§ **Objectives**
a. Could you write out, word for word, the stretch of the manganite introduction from "MCE is defined" through "such two features."?
b. In the listing, can you edit the stretch from the line containing "row-5-actual[interactable]: 人: [235, 487, 399, 525]" through the line containing "label-char: ビ: [185, 347, 197, 361]" so that "label-char" becomes "glyph-label", with nothing else changed, and return only those lines?

§ **Page excerpt**
1 Introduction

Perovskite manganites with the general formula A1−x B x MnO3 (A = rare earth element, B = divalent alkaline earth element) are perceived as interesting materials with strong correlation between charge and spin degrees of freedom [14]. Extensive efforts to understand these mechanism have shown that the doping concentration x controls the band filling and the e g electron transfer. The stoichiometric LaMnO3 is an antiferromagnetic (AFM) insulator with A-type antiferromagnetism. By partial substitution with divalent elements B for La, a corresponding amount of Mn 3+ was converted into Mn 4+, leading to the appearance of mixed-valence state Mn 3+/Mn 4+. Many studies have indicated that the double-exchange (DE) interaction between Mn 3+ and Mn 4+ can cause a strong paramagnetic-ferromagnetic (PM-FM) transition together with an insulator-metal (IM) transition around the Curie temperature. Therefore, the double exchange interaction together with electron-lattice coupling theories were proposed to understand the correlation between magnetic properties and electronic transport [57]. More recently, a viewpoint of the electronic/magnetic phase separation due to the intrinsically inhomogeneous and quenched disorder proposed by Dagotto et al. were used to explain the PM-FM phase transition together with IM transition in perovskite manganites [8]. Except for the intense investigations on fundamental physical properties, research in manganites has been also flourished since the finding of higher magnetic entropy change on these materials that provide potential application in magnetic refrigeration [912]. Such refrigeration is based on magnetocaloric effect (MCE) and viewed as environmentally friendly and energy efficient in solid state cooling technology compared with conventional vapor compression approach.

MCE is defined as an isothermal magnetic entropy change (MEC) as the magnetic material is exposed to a varying magnetic field. When an external field is applied, the atomic spin moments of magnetic materials are aligned parallel to the field which lowers the entropy and causes the sample to heat up. On the contrary, when the applied external field is removed, the spin tends to become random which increases the entropy and the material cools down. In general, there are two key factors for a magnetic material to be regarded as a good refrigerant, namely, a high concentration of magnetic moment and a strong temperature and field dependence of magnetization. Perovskite manganites can serve as excellent candidates for magnetic refrigeration applications because it just possess such two features.

§ **Data to use**
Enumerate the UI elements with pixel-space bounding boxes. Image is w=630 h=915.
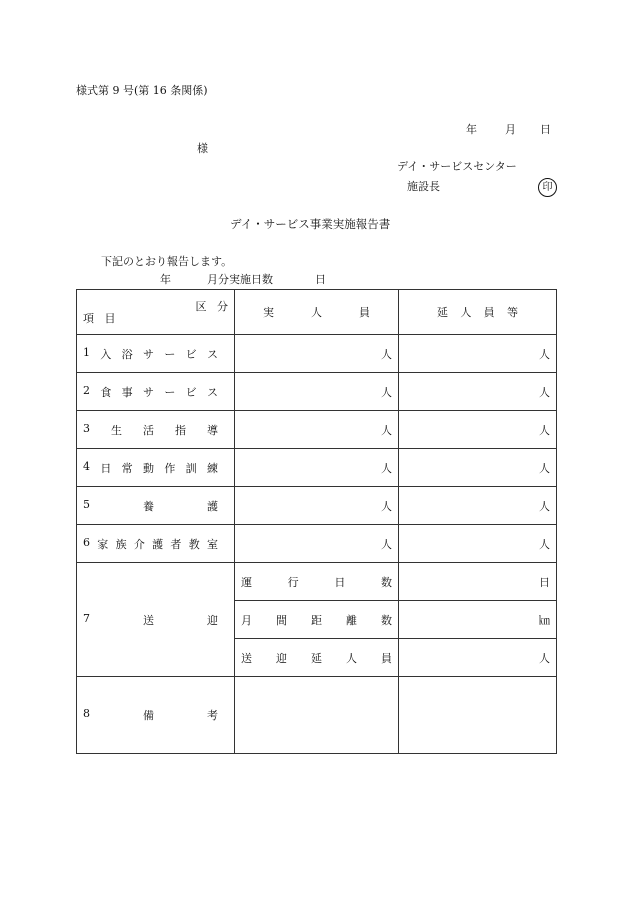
row-5-actual[interactable]: 人: [235, 487, 399, 525]
table-row: [77, 335, 557, 373]
director-label: 施設長: [407, 180, 440, 193]
label-char: 離: [346, 613, 357, 627]
label-char: 護: [152, 537, 164, 551]
label-char: ス: [206, 385, 218, 399]
label-char: 延: [311, 651, 322, 665]
label-char: 7: [83, 611, 90, 625]
label-char: 活: [143, 423, 154, 437]
label-char: 指: [175, 423, 186, 437]
label-char: 教: [188, 537, 200, 551]
label-char: 1: [83, 345, 90, 359]
transport-monthly-distance-value[interactable]: ㎞: [399, 601, 557, 639]
row-2-label: [77, 373, 235, 411]
intro-text: 下記のとおり報告します。: [101, 255, 233, 268]
date-day-label: 日: [540, 123, 551, 136]
label-char: 日: [100, 461, 112, 475]
row-4-label: [77, 449, 235, 487]
label-char: ビ: [185, 347, 197, 361]
label-char: 養: [143, 499, 154, 513]
transport-total-persons-value[interactable]: 人: [399, 639, 557, 677]
table-row: [77, 411, 557, 449]
label-char: 等: [506, 306, 518, 319]
label-char: 導: [207, 423, 218, 437]
label-char: 生: [111, 423, 122, 437]
row-7-label: [77, 563, 235, 677]
label-char: 8: [83, 707, 90, 720]
report-table: [76, 289, 557, 754]
label-char: 月: [241, 613, 252, 627]
addressee-suffix: 様: [197, 142, 208, 155]
seal-stamp: 印: [538, 178, 557, 197]
table-row: [77, 487, 557, 525]
label-char: 作: [164, 461, 176, 475]
center-name: デイ・サービスセンター: [397, 160, 517, 173]
label-char: サ: [142, 385, 154, 399]
document-title: デイ・サービス事業実施報告書: [230, 217, 391, 231]
label-char: 人: [346, 651, 357, 665]
label-char: 延: [437, 306, 448, 319]
label-char: 練: [206, 461, 218, 475]
label-char: 3: [83, 421, 90, 435]
table-row: [77, 563, 557, 601]
form-number: 様式第 9 号(第 16 条関係): [76, 84, 208, 97]
label-char: 員: [359, 306, 370, 319]
table-row: [77, 525, 557, 563]
label-char: 2: [83, 383, 90, 397]
label-char: 常: [121, 461, 133, 475]
label-char: ス: [206, 347, 218, 361]
row-8-label: [77, 677, 235, 754]
row-1-actual[interactable]: 人: [235, 335, 399, 373]
label-char: 数: [381, 613, 392, 627]
label-char: 送: [143, 613, 154, 627]
label-char: 迎: [276, 651, 287, 665]
row-2-total[interactable]: 人: [399, 373, 557, 411]
label-char: 員: [483, 306, 495, 319]
label-char: 浴: [121, 347, 133, 361]
label-char: 者: [170, 537, 182, 551]
label-char: 実: [263, 306, 274, 319]
label-char: 人: [460, 306, 472, 319]
row-3-label: [77, 411, 235, 449]
transport-total-persons-label: [235, 639, 399, 677]
label-char: 入: [100, 347, 112, 361]
label-char: 人: [311, 306, 322, 319]
row-4-actual[interactable]: 人: [235, 449, 399, 487]
label-char: 室: [206, 537, 218, 551]
period-month-label: 月分実施日数: [207, 273, 273, 286]
table-header-row: [77, 290, 557, 335]
label-char: 護: [207, 499, 218, 513]
transport-monthly-distance-label: [235, 601, 399, 639]
label-char: ー: [164, 385, 176, 399]
date-month-label: 月: [505, 123, 516, 136]
row-3-actual[interactable]: 人: [235, 411, 399, 449]
period-year-label: 年: [160, 273, 171, 286]
label-char: 事: [121, 385, 133, 399]
label-char: 送: [241, 651, 252, 665]
period-day-label: 日: [315, 273, 326, 286]
row-1-label: [77, 335, 235, 373]
label-char: 日: [334, 575, 346, 589]
header-category-cell: [77, 290, 235, 335]
transport-operation-days-value[interactable]: 日: [399, 563, 557, 601]
header-koumoku: 項 目: [83, 312, 116, 325]
row-2-actual[interactable]: 人: [235, 373, 399, 411]
table-row: [77, 449, 557, 487]
row-3-total[interactable]: 人: [399, 411, 557, 449]
label-char: 備: [143, 709, 154, 722]
label-char: 間: [276, 613, 287, 627]
label-char: 動: [142, 461, 154, 475]
row-5-total[interactable]: 人: [399, 487, 557, 525]
row-1-total[interactable]: 人: [399, 335, 557, 373]
row-6-actual[interactable]: 人: [235, 525, 399, 563]
table-row: [77, 373, 557, 411]
label-char: 食: [100, 385, 112, 399]
label-char: 族: [115, 537, 127, 551]
label-char: 6: [83, 535, 90, 549]
header-actual-persons: [235, 290, 399, 335]
label-char: 数: [380, 575, 392, 589]
label-char: 介: [133, 537, 145, 551]
label-char: ビ: [185, 385, 197, 399]
label-char: 4: [83, 459, 90, 473]
label-char: 考: [207, 709, 218, 722]
label-char: 訓: [185, 461, 197, 475]
label-char: 迎: [207, 613, 218, 627]
label-char: 運: [241, 575, 252, 589]
label-char: 距: [311, 613, 322, 627]
label-char: 行: [287, 575, 299, 589]
label-char: ー: [164, 347, 176, 361]
label-char: 員: [381, 651, 392, 665]
remarks-total-cell[interactable]: [399, 677, 557, 754]
remarks-actual-cell[interactable]: [235, 677, 399, 754]
row-6-label: [77, 525, 235, 563]
label-char: 5: [83, 497, 90, 511]
header-kubun: 区 分: [195, 300, 228, 313]
label-char: サ: [142, 347, 154, 361]
date-year-label: 年: [466, 123, 477, 136]
header-total-persons: [399, 290, 557, 335]
row-4-total[interactable]: 人: [399, 449, 557, 487]
row-6-total[interactable]: 人: [399, 525, 557, 563]
transport-operation-days-label: [235, 563, 399, 601]
row-5-label: [77, 487, 235, 525]
label-char: 家: [97, 537, 109, 551]
table-row: [77, 677, 557, 754]
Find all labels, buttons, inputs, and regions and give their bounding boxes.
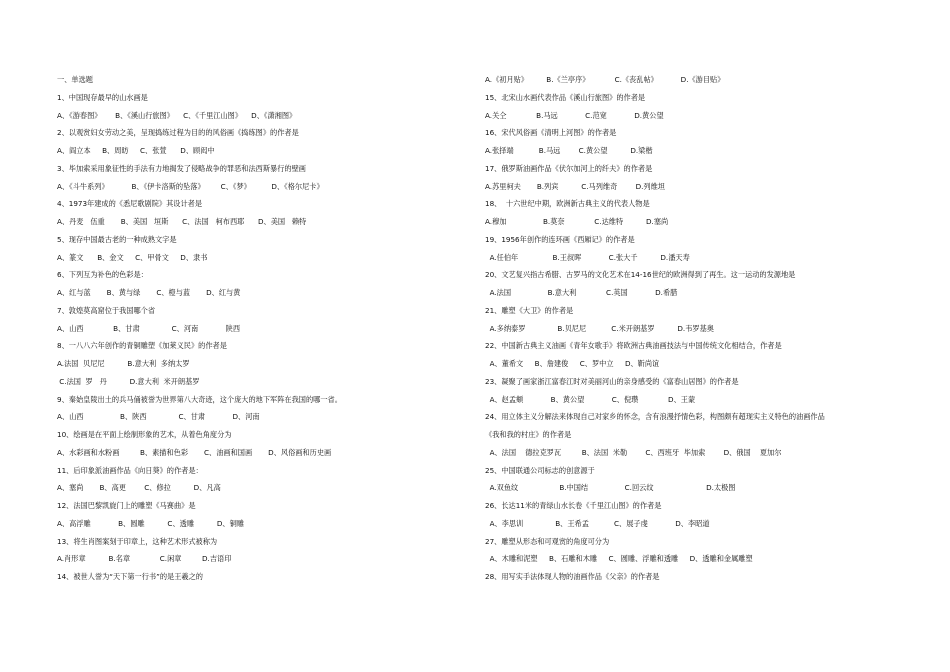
question-line: 28、用写实手法体现人物的油画作品《父亲》的作者是: [485, 572, 660, 581]
question-line: 1、中国现存最早的山水画是: [57, 92, 148, 102]
question-line: 11、后印象派油画作品《向日葵》的作者是：: [57, 465, 203, 475]
question-line: A、红与蓝 B、黄与绿 C、橙与蓝 D、红与黄: [57, 288, 241, 297]
question-line: 6、下列互为补色的色彩是：: [57, 270, 148, 280]
question-line: 《我和我的村庄》的作者是: [485, 430, 572, 439]
question-line: 25、中国联通公司标志的创意源于: [485, 465, 595, 475]
question-line: A.任伯年 B.王叔晖 C.张大千 D.潘天寿: [485, 252, 690, 262]
question-line: 12、法国巴黎凯旋门上的雕塑《马赛曲》是: [57, 501, 196, 510]
question-line: A、《游春图》 B、《溪山行旅图》 C、《千里江山图》 D、《潇湘图》: [57, 110, 297, 120]
question-line: 3、毕加索采用象征性的手法有力地揭发了侵略战争的罪恶和法西斯暴行的壁画: [57, 163, 306, 173]
question-line: A.关仝 B.马远 C.范宽 D.黄公望: [485, 110, 664, 120]
question-line: A.穆加 B.莫奈 C.达维特 D.塞尚: [485, 217, 669, 226]
question-line: 10、绘画是在平面上绘制形象的艺术，从着色角度分为: [57, 430, 232, 439]
question-line: A、木雕和泥塑 B、石雕和木雕 C、圆雕、浮雕和透雕 D、透雕和金属雕塑: [485, 554, 753, 564]
question-line: A、《斗牛系列》 B、《伊卡洛斯的坠落》 C、《梦》 D、《格尔尼卡》: [57, 181, 324, 191]
question-line: 27、雕塑从形态和可观赏的角度可分为: [485, 536, 610, 546]
question-line: A、李思训 B、王希孟 C、展子虔 D、李昭道: [485, 518, 710, 528]
question-line: A.《初月贴》 B.《兰亭序》 C.《丧乱帖》 D.《游目贴》: [485, 75, 725, 84]
question-line: A、篆文 B、金文 C、甲骨文 D、隶书: [57, 252, 208, 262]
question-line: 一、单选题: [57, 75, 93, 84]
question-line: 19、1956年创作的连环画《西厢记》的作者是: [485, 234, 635, 244]
question-line: A.肖形章 B.名章 C.闲章 D.吉语印: [57, 554, 232, 564]
question-line: A、山西 B、甘肃 C、河南 陕西: [57, 323, 241, 333]
question-line: A、法国 德拉克罗瓦 B、法国 米勒 C、西班牙 毕加索 D、俄国 夏加尔: [485, 447, 782, 457]
left-question-column: [57, 71, 472, 586]
question-line: 5、现存中国最古老的一种成熟文字是: [57, 234, 177, 244]
question-line: 15、北宋山水画代表作品《溪山行旅图》的作者是: [485, 92, 646, 102]
question-line: 26、长达11米的青绿山水长卷《千里江山图》的作者是: [485, 501, 662, 510]
question-line: A、水彩画和水粉画 B、素描和色彩 C、油画和国画 D、风俗画和历史画: [57, 447, 332, 457]
question-line: 14、被世人誉为“天下第一行书”的是王羲之的: [57, 572, 203, 581]
question-line: 22、中国新古典主义油画《青年女歌手》将欧洲古典油画技法与中国传统文化相结合，作者是: [485, 341, 782, 351]
question-line: A、塞尚 B、高更 C、修拉 D、凡高: [57, 483, 221, 493]
question-line: 16、宋代风俗画《清明上河图》的作者是: [485, 128, 617, 138]
question-line: 9、秦始皇陵出土的兵马俑被誉为世界第八大奇迹，这个庞大的地下军阵在我国的哪一省。: [57, 394, 342, 404]
question-line: A.法国 贝尼尼 B.意大利 多纳太罗: [57, 359, 190, 368]
question-line: 21、雕塑《大卫》的作者是: [485, 305, 574, 315]
question-line: A.多纳泰罗 B.贝尼尼 C.米开朗基罗 D.韦罗基奥: [485, 323, 714, 333]
question-line: 7、敦煌莫高窟位于我国哪个省: [57, 305, 156, 315]
question-line: A.双鱼纹 B.中国结 C.回云纹 D.太极图: [485, 483, 736, 493]
question-line: 23、凝聚了画家浙江富春江时对美丽河山的亲身感受的《富春山居图》的作者是: [485, 376, 739, 386]
question-line: A.法国 B.意大利 C.英国 D.希腊: [485, 288, 678, 297]
question-line: 18、 十六世纪中期，欧洲新古典主义的代表人物是: [485, 199, 650, 209]
question-line: A.张择端 B.马远 C.黄公望 D.梁楷: [485, 146, 653, 155]
right-question-column: [485, 71, 915, 586]
question-line: 20、文艺复兴指古希腊、古罗马的文化艺术在14-16世纪的欧洲得到了再生。这一运动的发源地是: [485, 270, 796, 280]
question-line: A.苏里柯夫 B.列宾 C.马列维奇 D.列维坦: [485, 181, 665, 191]
question-line: 24、用立体主义分解法来体现自己对家乡的怀念，含有浪漫抒情色彩，构图颇有超现实主义特色的油画作品: [485, 412, 825, 422]
question-line: 2、以观赏妇女劳动之美，呈现捣练过程为目的的风俗画《捣练图》的作者是: [57, 128, 299, 138]
question-line: 17、俄罗斯油画作品《伏尔加河上的纤夫》的作者是: [485, 163, 653, 173]
question-line: 8、一八八六年创作的青铜雕塑《加莱义民》的作者是: [57, 341, 227, 351]
question-line: C.法国 罗 丹 D.意大利 米开朗基罗: [57, 376, 200, 386]
question-line: A、高浮雕 B、圆雕 C、透雕 D、铜雕: [57, 518, 244, 528]
question-line: A、赵孟頫 B、黄公望 C、倪瓒 D、王蒙: [485, 394, 696, 404]
question-line: 13、将生肖图案刻于印章上，这种艺术形式被称为: [57, 536, 218, 546]
question-line: 4、1973年建成的《悉尼歌剧院》其设计者是: [57, 199, 203, 209]
question-line: A、丹麦 伍重 B、美国 垣斯 C、法国 柯布西耶 D、美国 赖特: [57, 217, 307, 226]
question-line: A、山西 B、陕西 C、甘肃 D、河南: [57, 412, 260, 422]
question-line: A、董希文 B、詹建俊 C、罗中立 D、靳尚谊: [485, 359, 660, 368]
question-line: A、阎立本 B、周昉 C、张萱 D、顾闳中: [57, 146, 215, 155]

§ **Completed exercise**
a.
MCE is defined as an isothermal magnetic entropy change (MEC) as the magnetic material is exposed to a varying magnetic field. When an external field is applied, the atomic spin moments of magnetic materials are aligned parallel to the field which lowers the entropy and causes the sample to heat up. On the contrary, when the applied external field is removed, the spin tends to become random which increases the entropy and the material cools down. In general, there are two key factors for a magnetic material to be regarded as a good refrigerant, namely, a high concentration of magnetic moment and a strong temperature and field dependence of magnetization. Perovskite manganites can serve as excellent candidates for magnetic refrigeration applications because it just possess such two features.

b.
row-5-actual[interactable]: 人: [235, 487, 399, 525]
table-row: [77, 335, 557, 373]
director-label: 施設長: [407, 180, 440, 193]
glyph-label: 離: [346, 613, 357, 627]
glyph-label: 護: [152, 537, 164, 551]
glyph-label: ス: [206, 385, 218, 399]
glyph-label: 延: [311, 651, 322, 665]
glyph-label: 7: [83, 611, 90, 625]
glyph-label: 活: [143, 423, 154, 437]
glyph-label: 指: [175, 423, 186, 437]
glyph-label: 教: [188, 537, 200, 551]
glyph-label: 1: [83, 345, 90, 359]
transport-monthly-distance-value[interactable]: ㎞: [399, 601, 557, 639]
row-2-label: [77, 373, 235, 411]
intro-text: 下記のとおり報告します。: [101, 255, 233, 268]
date-day-label: 日: [540, 123, 551, 136]
glyph-label: 日: [100, 461, 112, 475]
row-4-label: [77, 449, 235, 487]
glyph-label: ビ: [185, 347, 197, 361]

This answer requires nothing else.